— start of Exercise inputs —
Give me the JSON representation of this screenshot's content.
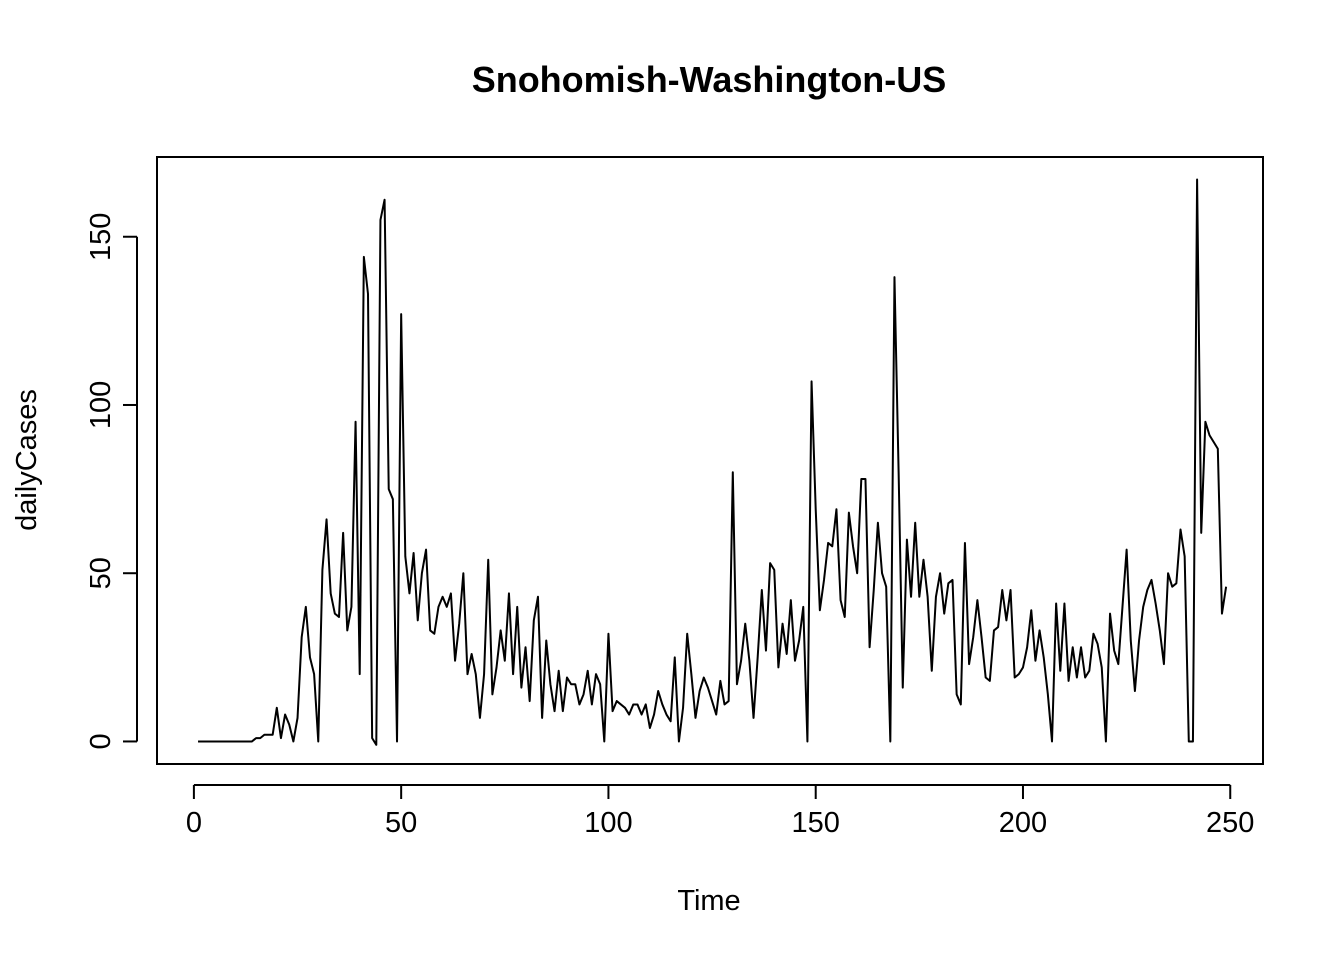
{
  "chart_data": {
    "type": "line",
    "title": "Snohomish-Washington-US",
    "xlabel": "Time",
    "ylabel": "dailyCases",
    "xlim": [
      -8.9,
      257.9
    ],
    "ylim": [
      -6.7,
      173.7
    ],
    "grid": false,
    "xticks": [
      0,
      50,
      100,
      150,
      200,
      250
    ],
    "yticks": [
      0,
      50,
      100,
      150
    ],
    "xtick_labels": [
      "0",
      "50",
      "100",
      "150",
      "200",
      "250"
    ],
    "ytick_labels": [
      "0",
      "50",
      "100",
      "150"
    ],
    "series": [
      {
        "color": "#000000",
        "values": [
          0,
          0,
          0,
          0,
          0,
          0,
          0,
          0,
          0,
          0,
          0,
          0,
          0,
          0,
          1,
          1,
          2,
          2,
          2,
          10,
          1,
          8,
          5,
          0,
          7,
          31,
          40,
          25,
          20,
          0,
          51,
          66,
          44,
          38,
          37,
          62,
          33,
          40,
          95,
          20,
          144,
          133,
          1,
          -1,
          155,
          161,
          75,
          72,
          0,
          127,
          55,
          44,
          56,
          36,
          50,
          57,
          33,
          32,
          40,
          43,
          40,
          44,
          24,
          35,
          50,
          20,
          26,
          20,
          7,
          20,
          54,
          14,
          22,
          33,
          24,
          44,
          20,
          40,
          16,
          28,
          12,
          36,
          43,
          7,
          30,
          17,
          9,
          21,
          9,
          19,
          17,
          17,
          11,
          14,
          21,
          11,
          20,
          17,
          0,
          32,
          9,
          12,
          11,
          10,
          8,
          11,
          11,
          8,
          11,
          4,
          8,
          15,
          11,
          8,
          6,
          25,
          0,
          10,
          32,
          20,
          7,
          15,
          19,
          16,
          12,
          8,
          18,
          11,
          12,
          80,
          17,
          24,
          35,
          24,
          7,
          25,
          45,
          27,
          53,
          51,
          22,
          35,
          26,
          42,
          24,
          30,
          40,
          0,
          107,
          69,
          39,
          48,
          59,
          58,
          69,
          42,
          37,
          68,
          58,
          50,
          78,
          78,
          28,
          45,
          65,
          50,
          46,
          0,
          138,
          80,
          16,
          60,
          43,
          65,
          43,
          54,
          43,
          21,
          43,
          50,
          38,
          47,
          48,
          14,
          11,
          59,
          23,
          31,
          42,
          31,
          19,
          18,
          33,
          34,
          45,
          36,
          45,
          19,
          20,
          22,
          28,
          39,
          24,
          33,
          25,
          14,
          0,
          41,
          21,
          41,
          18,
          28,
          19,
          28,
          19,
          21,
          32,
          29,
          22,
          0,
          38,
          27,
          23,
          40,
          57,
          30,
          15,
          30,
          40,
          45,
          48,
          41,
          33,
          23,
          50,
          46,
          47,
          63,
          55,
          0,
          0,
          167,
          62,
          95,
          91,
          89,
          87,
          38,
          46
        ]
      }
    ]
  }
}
— end of Exercise inputs —
Work to complete
Give back each entry exactly as it appears, with no pictures.

Output of the task
Give me the JSON representation of this screenshot's content.
{
  "chart_data": {
    "type": "line",
    "title": "Snohomish-Washington-US",
    "xlabel": "Time",
    "ylabel": "dailyCases",
    "xlim": [
      -8.9,
      257.9
    ],
    "ylim": [
      -6.7,
      173.7
    ],
    "grid": false,
    "xticks": [
      0,
      50,
      100,
      150,
      200,
      250
    ],
    "yticks": [
      0,
      50,
      100,
      150
    ],
    "xtick_labels": [
      "0",
      "50",
      "100",
      "150",
      "200",
      "250"
    ],
    "ytick_labels": [
      "0",
      "50",
      "100",
      "150"
    ],
    "series": [
      {
        "color": "#000000",
        "values": [
          0,
          0,
          0,
          0,
          0,
          0,
          0,
          0,
          0,
          0,
          0,
          0,
          0,
          0,
          1,
          1,
          2,
          2,
          2,
          10,
          1,
          8,
          5,
          0,
          7,
          31,
          40,
          25,
          20,
          0,
          51,
          66,
          44,
          38,
          37,
          62,
          33,
          40,
          95,
          20,
          144,
          133,
          1,
          -1,
          155,
          161,
          75,
          72,
          0,
          127,
          55,
          44,
          56,
          36,
          50,
          57,
          33,
          32,
          40,
          43,
          40,
          44,
          24,
          35,
          50,
          20,
          26,
          20,
          7,
          20,
          54,
          14,
          22,
          33,
          24,
          44,
          20,
          40,
          16,
          28,
          12,
          36,
          43,
          7,
          30,
          17,
          9,
          21,
          9,
          19,
          17,
          17,
          11,
          14,
          21,
          11,
          20,
          17,
          0,
          32,
          9,
          12,
          11,
          10,
          8,
          11,
          11,
          8,
          11,
          4,
          8,
          15,
          11,
          8,
          6,
          25,
          0,
          10,
          32,
          20,
          7,
          15,
          19,
          16,
          12,
          8,
          18,
          11,
          12,
          80,
          17,
          24,
          35,
          24,
          7,
          25,
          45,
          27,
          53,
          51,
          22,
          35,
          26,
          42,
          24,
          30,
          40,
          0,
          107,
          69,
          39,
          48,
          59,
          58,
          69,
          42,
          37,
          68,
          58,
          50,
          78,
          78,
          28,
          45,
          65,
          50,
          46,
          0,
          138,
          80,
          16,
          60,
          43,
          65,
          43,
          54,
          43,
          21,
          43,
          50,
          38,
          47,
          48,
          14,
          11,
          59,
          23,
          31,
          42,
          31,
          19,
          18,
          33,
          34,
          45,
          36,
          45,
          19,
          20,
          22,
          28,
          39,
          24,
          33,
          25,
          14,
          0,
          41,
          21,
          41,
          18,
          28,
          19,
          28,
          19,
          21,
          32,
          29,
          22,
          0,
          38,
          27,
          23,
          40,
          57,
          30,
          15,
          30,
          40,
          45,
          48,
          41,
          33,
          23,
          50,
          46,
          47,
          63,
          55,
          0,
          0,
          167,
          62,
          95,
          91,
          89,
          87,
          38,
          46
        ]
      }
    ]
  }
}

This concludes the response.